» OBJECTIVE:
Check each line of the records below for the word "Frequency" and copy those where it appears.

-------- DATA SHOWN

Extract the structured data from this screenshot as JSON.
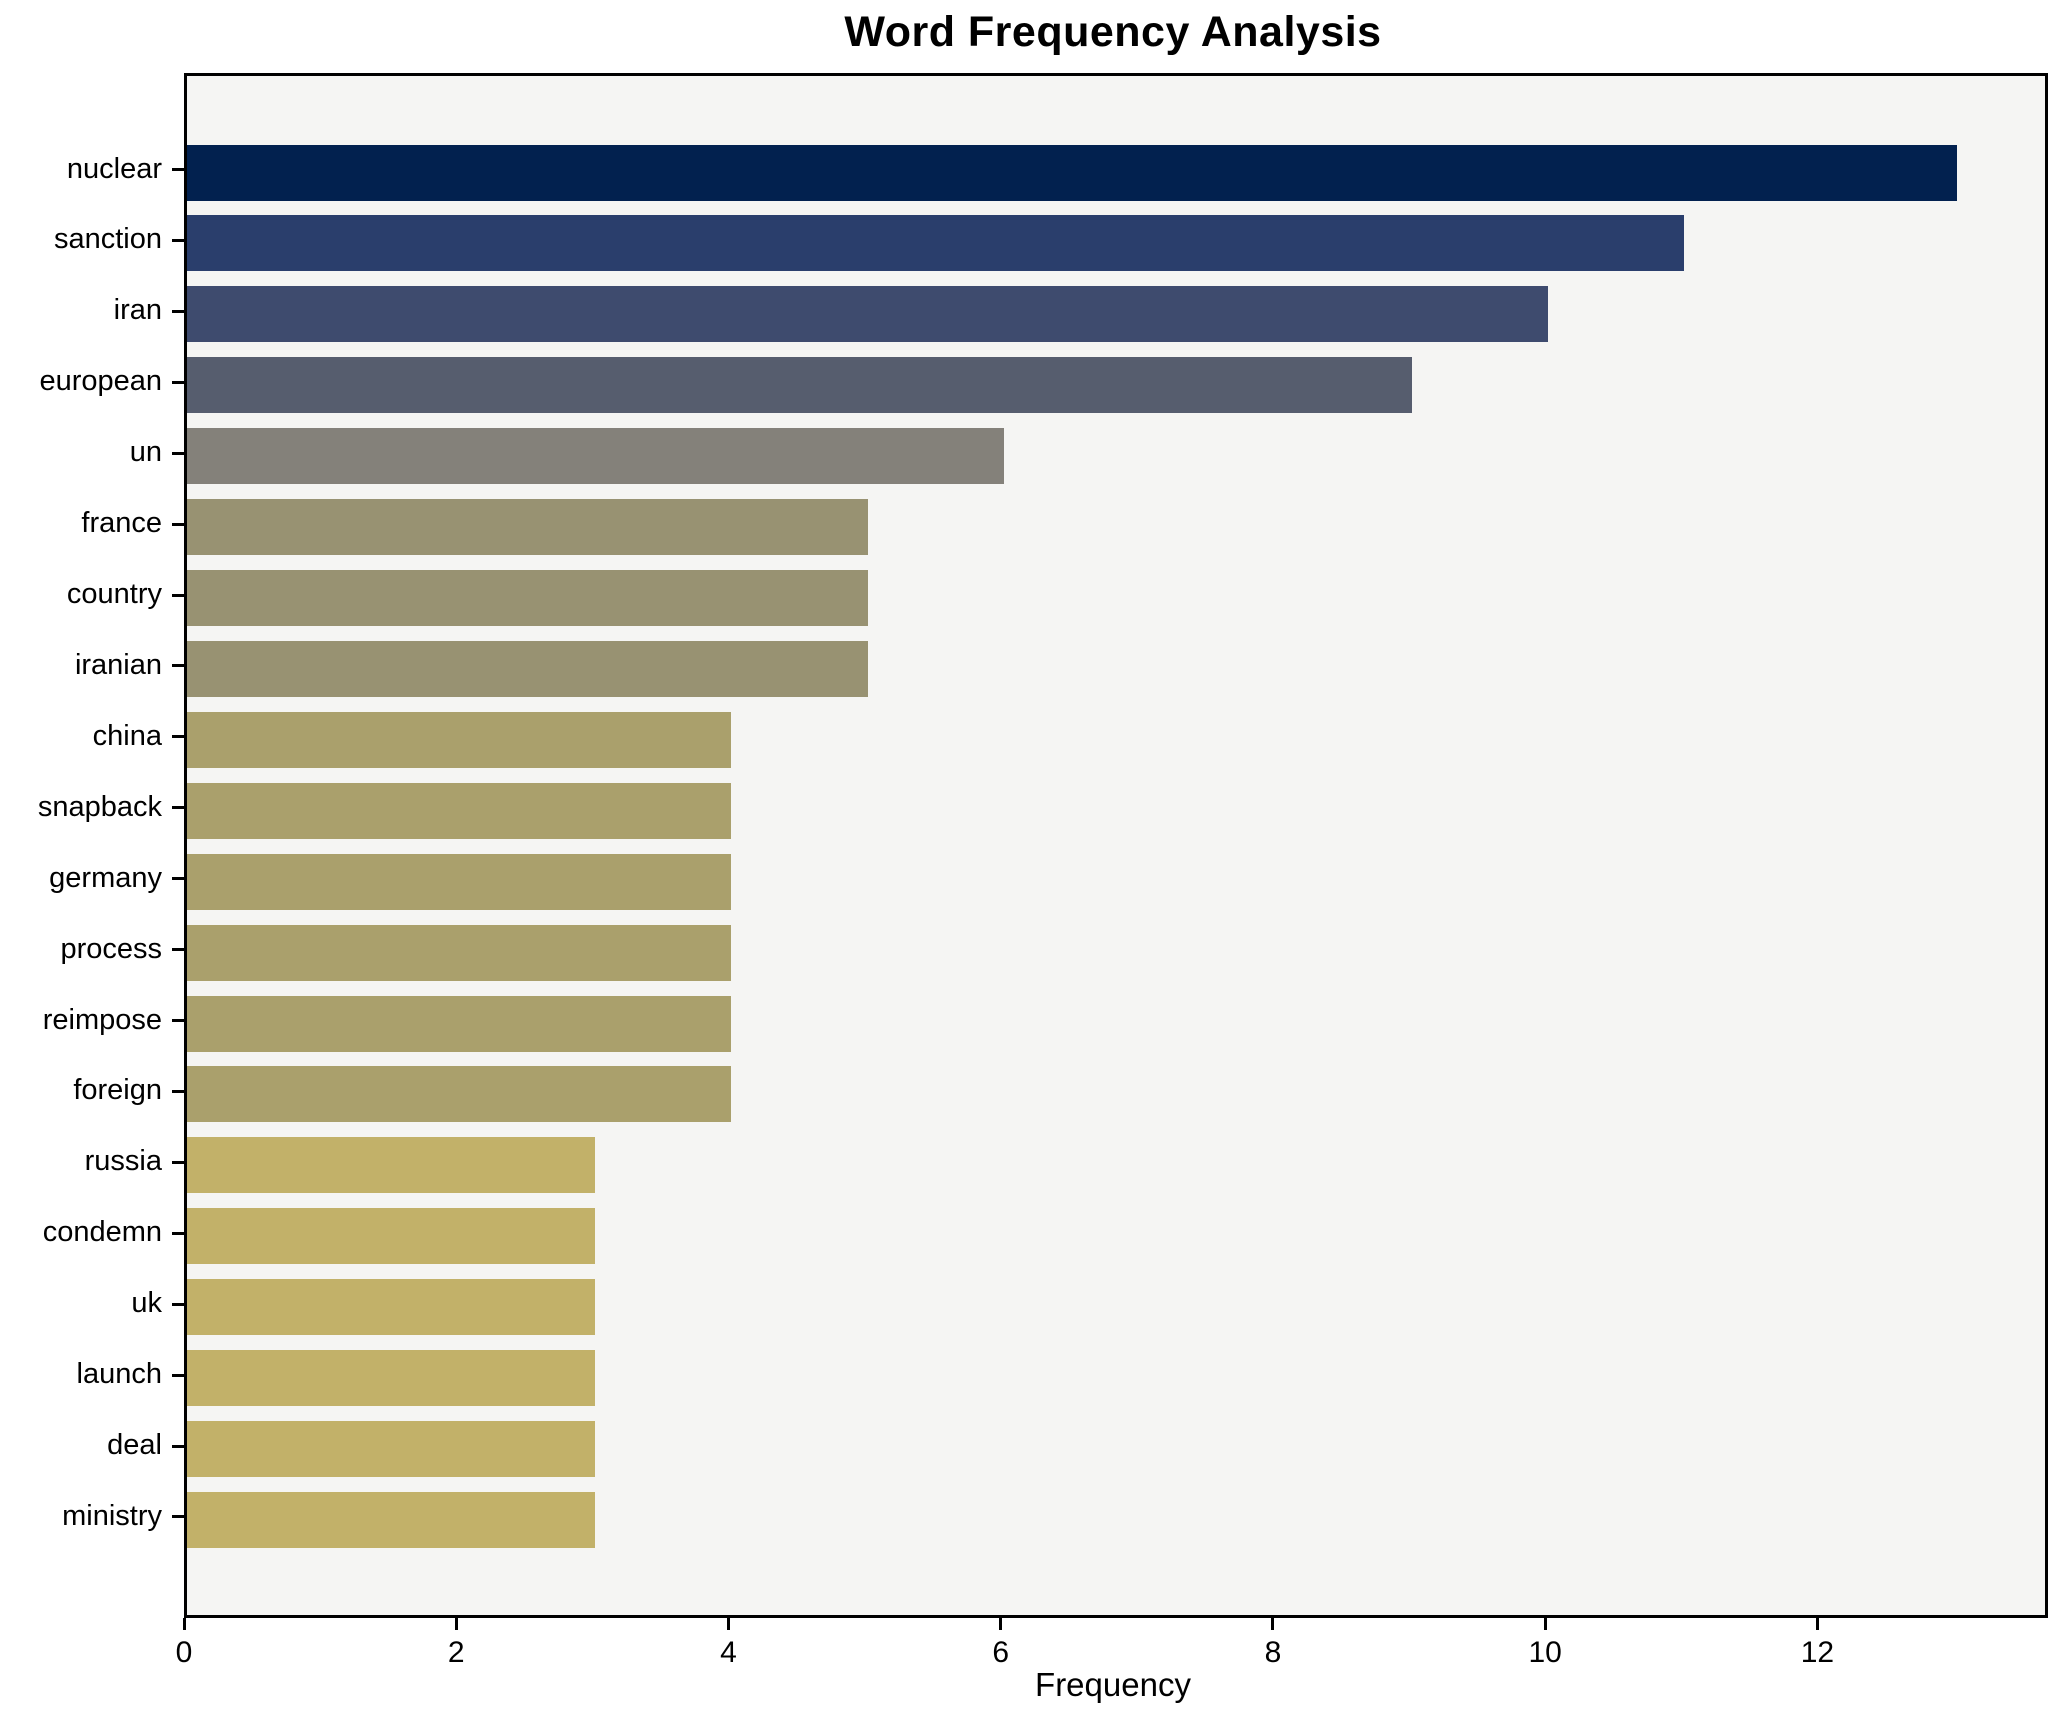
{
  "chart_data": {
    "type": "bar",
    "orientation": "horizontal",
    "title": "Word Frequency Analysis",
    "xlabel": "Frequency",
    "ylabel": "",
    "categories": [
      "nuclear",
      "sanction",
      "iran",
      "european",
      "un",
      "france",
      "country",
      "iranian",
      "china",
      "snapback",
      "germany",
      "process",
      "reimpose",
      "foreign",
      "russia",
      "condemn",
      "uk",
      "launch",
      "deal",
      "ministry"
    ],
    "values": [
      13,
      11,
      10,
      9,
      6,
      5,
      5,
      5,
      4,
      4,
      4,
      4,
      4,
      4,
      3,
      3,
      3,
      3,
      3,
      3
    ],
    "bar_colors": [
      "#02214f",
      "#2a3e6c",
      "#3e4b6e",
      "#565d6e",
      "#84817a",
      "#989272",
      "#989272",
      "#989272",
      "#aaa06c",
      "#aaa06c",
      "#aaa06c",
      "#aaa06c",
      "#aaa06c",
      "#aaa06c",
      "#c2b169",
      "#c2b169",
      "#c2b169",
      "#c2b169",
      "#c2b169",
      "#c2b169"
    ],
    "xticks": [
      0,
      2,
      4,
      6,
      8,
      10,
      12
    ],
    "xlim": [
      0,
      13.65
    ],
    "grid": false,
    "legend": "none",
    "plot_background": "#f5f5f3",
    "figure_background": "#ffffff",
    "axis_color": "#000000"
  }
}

----------------
-------- DATA SHOWN

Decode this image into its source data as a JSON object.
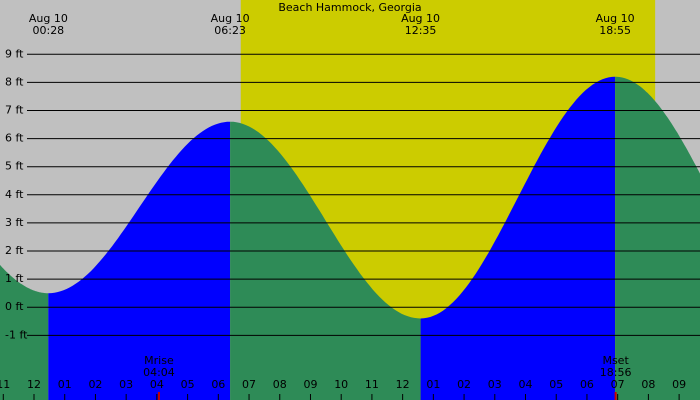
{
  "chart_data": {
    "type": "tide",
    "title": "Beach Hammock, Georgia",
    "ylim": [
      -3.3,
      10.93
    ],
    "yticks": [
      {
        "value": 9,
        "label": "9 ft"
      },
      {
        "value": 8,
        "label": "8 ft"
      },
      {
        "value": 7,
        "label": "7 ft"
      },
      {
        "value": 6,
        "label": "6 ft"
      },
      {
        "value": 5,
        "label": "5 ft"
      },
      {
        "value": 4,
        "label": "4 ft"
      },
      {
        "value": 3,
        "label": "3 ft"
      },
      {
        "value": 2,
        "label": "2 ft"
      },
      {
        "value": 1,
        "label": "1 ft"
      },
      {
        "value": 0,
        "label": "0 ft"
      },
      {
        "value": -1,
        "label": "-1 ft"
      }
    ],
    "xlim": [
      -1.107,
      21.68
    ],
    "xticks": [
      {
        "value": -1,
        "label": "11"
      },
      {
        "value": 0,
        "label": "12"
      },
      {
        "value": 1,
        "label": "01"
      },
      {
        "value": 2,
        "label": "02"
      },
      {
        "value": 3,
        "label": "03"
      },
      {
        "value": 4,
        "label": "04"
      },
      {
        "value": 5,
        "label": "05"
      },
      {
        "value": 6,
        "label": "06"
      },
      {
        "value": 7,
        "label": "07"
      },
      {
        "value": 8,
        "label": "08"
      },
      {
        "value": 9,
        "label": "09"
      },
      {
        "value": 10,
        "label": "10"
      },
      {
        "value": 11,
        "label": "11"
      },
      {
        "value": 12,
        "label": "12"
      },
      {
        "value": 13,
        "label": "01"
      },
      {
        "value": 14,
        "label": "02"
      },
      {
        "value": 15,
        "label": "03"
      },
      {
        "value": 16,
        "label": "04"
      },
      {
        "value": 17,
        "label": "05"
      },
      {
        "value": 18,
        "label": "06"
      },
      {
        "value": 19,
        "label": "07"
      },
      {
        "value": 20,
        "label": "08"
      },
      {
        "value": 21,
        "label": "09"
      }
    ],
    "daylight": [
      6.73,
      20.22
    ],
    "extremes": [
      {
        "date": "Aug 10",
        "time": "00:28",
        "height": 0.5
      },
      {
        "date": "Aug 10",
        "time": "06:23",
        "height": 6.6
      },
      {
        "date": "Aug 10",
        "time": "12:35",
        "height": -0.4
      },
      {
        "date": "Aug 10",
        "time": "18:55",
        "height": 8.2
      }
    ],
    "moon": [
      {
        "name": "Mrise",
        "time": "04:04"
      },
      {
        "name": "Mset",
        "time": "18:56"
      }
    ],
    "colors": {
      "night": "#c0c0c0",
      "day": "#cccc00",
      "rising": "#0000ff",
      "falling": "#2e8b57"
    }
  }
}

----------------

» OUTPUT OF THE EXERCISE:
    "title": "Word Frequency Analysis",
    "xlabel": "Frequency",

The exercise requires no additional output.